◆ Excerpted data:
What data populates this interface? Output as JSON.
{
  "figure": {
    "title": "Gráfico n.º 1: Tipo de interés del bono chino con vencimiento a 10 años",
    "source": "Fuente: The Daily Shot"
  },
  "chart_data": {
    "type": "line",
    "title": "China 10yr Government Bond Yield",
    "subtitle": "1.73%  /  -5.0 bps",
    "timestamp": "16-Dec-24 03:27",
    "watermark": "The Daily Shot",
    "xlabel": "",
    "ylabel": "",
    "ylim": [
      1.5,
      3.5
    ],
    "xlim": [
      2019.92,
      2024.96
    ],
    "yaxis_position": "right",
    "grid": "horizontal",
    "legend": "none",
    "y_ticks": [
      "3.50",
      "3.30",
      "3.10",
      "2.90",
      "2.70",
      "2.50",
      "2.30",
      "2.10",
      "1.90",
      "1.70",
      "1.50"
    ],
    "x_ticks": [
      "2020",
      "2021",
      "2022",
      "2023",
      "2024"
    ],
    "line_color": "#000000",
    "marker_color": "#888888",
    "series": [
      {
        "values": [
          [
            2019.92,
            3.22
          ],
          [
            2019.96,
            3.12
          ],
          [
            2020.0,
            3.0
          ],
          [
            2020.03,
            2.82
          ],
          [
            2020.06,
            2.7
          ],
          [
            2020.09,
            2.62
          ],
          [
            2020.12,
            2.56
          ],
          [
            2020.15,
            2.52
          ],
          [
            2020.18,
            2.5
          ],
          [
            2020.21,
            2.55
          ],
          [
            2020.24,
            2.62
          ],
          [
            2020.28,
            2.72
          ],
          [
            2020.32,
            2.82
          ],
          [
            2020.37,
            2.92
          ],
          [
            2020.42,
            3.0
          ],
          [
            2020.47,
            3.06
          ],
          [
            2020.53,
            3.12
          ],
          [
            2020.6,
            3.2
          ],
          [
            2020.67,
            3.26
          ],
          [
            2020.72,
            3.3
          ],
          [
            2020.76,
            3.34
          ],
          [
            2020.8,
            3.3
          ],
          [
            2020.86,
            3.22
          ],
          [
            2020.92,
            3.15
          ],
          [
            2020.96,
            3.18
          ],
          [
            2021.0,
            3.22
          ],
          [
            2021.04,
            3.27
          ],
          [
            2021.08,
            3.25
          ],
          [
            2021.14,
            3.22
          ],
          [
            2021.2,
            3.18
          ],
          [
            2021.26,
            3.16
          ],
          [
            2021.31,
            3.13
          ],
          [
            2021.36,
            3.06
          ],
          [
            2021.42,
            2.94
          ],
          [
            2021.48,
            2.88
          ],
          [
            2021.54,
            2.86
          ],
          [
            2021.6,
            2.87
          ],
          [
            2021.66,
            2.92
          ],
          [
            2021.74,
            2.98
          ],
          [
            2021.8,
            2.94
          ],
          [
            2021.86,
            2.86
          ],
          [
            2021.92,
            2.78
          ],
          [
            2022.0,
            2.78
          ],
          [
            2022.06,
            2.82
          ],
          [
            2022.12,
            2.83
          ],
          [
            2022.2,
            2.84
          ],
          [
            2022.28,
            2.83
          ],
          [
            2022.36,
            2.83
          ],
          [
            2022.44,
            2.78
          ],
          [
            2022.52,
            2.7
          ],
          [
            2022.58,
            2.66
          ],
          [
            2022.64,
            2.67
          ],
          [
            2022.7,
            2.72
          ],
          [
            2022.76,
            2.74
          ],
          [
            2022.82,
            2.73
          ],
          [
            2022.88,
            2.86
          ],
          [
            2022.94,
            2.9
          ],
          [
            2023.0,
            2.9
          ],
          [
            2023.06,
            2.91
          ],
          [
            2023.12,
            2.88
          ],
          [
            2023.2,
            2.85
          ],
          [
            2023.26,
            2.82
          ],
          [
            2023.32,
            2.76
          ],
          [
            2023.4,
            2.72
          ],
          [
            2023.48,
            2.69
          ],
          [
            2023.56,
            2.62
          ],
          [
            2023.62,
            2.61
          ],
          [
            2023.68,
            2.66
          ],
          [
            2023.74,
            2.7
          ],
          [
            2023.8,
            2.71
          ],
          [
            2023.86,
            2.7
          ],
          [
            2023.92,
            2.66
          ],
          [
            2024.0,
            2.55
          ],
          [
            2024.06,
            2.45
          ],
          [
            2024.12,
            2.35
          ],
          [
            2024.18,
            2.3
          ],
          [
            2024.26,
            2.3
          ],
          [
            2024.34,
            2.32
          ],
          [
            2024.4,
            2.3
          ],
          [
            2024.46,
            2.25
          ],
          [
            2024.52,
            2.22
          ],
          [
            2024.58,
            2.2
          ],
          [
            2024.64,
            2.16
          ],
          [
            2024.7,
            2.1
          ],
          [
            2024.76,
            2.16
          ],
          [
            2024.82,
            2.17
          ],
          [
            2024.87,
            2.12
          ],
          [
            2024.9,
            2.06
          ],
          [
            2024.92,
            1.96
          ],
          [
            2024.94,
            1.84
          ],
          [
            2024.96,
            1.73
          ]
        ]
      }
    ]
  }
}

◆ What the task requires:
Exactly as shown above, return every record.

◆ Solution to this exercise:
What data populates this interface? Output as JSON.
{
  "figure": {
    "title": "Gráfico n.º 1: Tipo de interés del bono chino con vencimiento a 10 años",
    "source": "Fuente: The Daily Shot"
  },
  "chart_data": {
    "type": "line",
    "title": "China 10yr Government Bond Yield",
    "subtitle": "1.73%  /  -5.0 bps",
    "timestamp": "16-Dec-24 03:27",
    "watermark": "The Daily Shot",
    "xlabel": "",
    "ylabel": "",
    "ylim": [
      1.5,
      3.5
    ],
    "xlim": [
      2019.92,
      2024.96
    ],
    "yaxis_position": "right",
    "grid": "horizontal",
    "legend": "none",
    "y_ticks": [
      "3.50",
      "3.30",
      "3.10",
      "2.90",
      "2.70",
      "2.50",
      "2.30",
      "2.10",
      "1.90",
      "1.70",
      "1.50"
    ],
    "x_ticks": [
      "2020",
      "2021",
      "2022",
      "2023",
      "2024"
    ],
    "line_color": "#000000",
    "marker_color": "#888888",
    "series": [
      {
        "values": [
          [
            2019.92,
            3.22
          ],
          [
            2019.96,
            3.12
          ],
          [
            2020.0,
            3.0
          ],
          [
            2020.03,
            2.82
          ],
          [
            2020.06,
            2.7
          ],
          [
            2020.09,
            2.62
          ],
          [
            2020.12,
            2.56
          ],
          [
            2020.15,
            2.52
          ],
          [
            2020.18,
            2.5
          ],
          [
            2020.21,
            2.55
          ],
          [
            2020.24,
            2.62
          ],
          [
            2020.28,
            2.72
          ],
          [
            2020.32,
            2.82
          ],
          [
            2020.37,
            2.92
          ],
          [
            2020.42,
            3.0
          ],
          [
            2020.47,
            3.06
          ],
          [
            2020.53,
            3.12
          ],
          [
            2020.6,
            3.2
          ],
          [
            2020.67,
            3.26
          ],
          [
            2020.72,
            3.3
          ],
          [
            2020.76,
            3.34
          ],
          [
            2020.8,
            3.3
          ],
          [
            2020.86,
            3.22
          ],
          [
            2020.92,
            3.15
          ],
          [
            2020.96,
            3.18
          ],
          [
            2021.0,
            3.22
          ],
          [
            2021.04,
            3.27
          ],
          [
            2021.08,
            3.25
          ],
          [
            2021.14,
            3.22
          ],
          [
            2021.2,
            3.18
          ],
          [
            2021.26,
            3.16
          ],
          [
            2021.31,
            3.13
          ],
          [
            2021.36,
            3.06
          ],
          [
            2021.42,
            2.94
          ],
          [
            2021.48,
            2.88
          ],
          [
            2021.54,
            2.86
          ],
          [
            2021.6,
            2.87
          ],
          [
            2021.66,
            2.92
          ],
          [
            2021.74,
            2.98
          ],
          [
            2021.8,
            2.94
          ],
          [
            2021.86,
            2.86
          ],
          [
            2021.92,
            2.78
          ],
          [
            2022.0,
            2.78
          ],
          [
            2022.06,
            2.82
          ],
          [
            2022.12,
            2.83
          ],
          [
            2022.2,
            2.84
          ],
          [
            2022.28,
            2.83
          ],
          [
            2022.36,
            2.83
          ],
          [
            2022.44,
            2.78
          ],
          [
            2022.52,
            2.7
          ],
          [
            2022.58,
            2.66
          ],
          [
            2022.64,
            2.67
          ],
          [
            2022.7,
            2.72
          ],
          [
            2022.76,
            2.74
          ],
          [
            2022.82,
            2.73
          ],
          [
            2022.88,
            2.86
          ],
          [
            2022.94,
            2.9
          ],
          [
            2023.0,
            2.9
          ],
          [
            2023.06,
            2.91
          ],
          [
            2023.12,
            2.88
          ],
          [
            2023.2,
            2.85
          ],
          [
            2023.26,
            2.82
          ],
          [
            2023.32,
            2.76
          ],
          [
            2023.4,
            2.72
          ],
          [
            2023.48,
            2.69
          ],
          [
            2023.56,
            2.62
          ],
          [
            2023.62,
            2.61
          ],
          [
            2023.68,
            2.66
          ],
          [
            2023.74,
            2.7
          ],
          [
            2023.8,
            2.71
          ],
          [
            2023.86,
            2.7
          ],
          [
            2023.92,
            2.66
          ],
          [
            2024.0,
            2.55
          ],
          [
            2024.06,
            2.45
          ],
          [
            2024.12,
            2.35
          ],
          [
            2024.18,
            2.3
          ],
          [
            2024.26,
            2.3
          ],
          [
            2024.34,
            2.32
          ],
          [
            2024.4,
            2.3
          ],
          [
            2024.46,
            2.25
          ],
          [
            2024.52,
            2.22
          ],
          [
            2024.58,
            2.2
          ],
          [
            2024.64,
            2.16
          ],
          [
            2024.7,
            2.1
          ],
          [
            2024.76,
            2.16
          ],
          [
            2024.82,
            2.17
          ],
          [
            2024.87,
            2.12
          ],
          [
            2024.9,
            2.06
          ],
          [
            2024.92,
            1.96
          ],
          [
            2024.94,
            1.84
          ],
          [
            2024.96,
            1.73
          ]
        ]
      }
    ]
  }
}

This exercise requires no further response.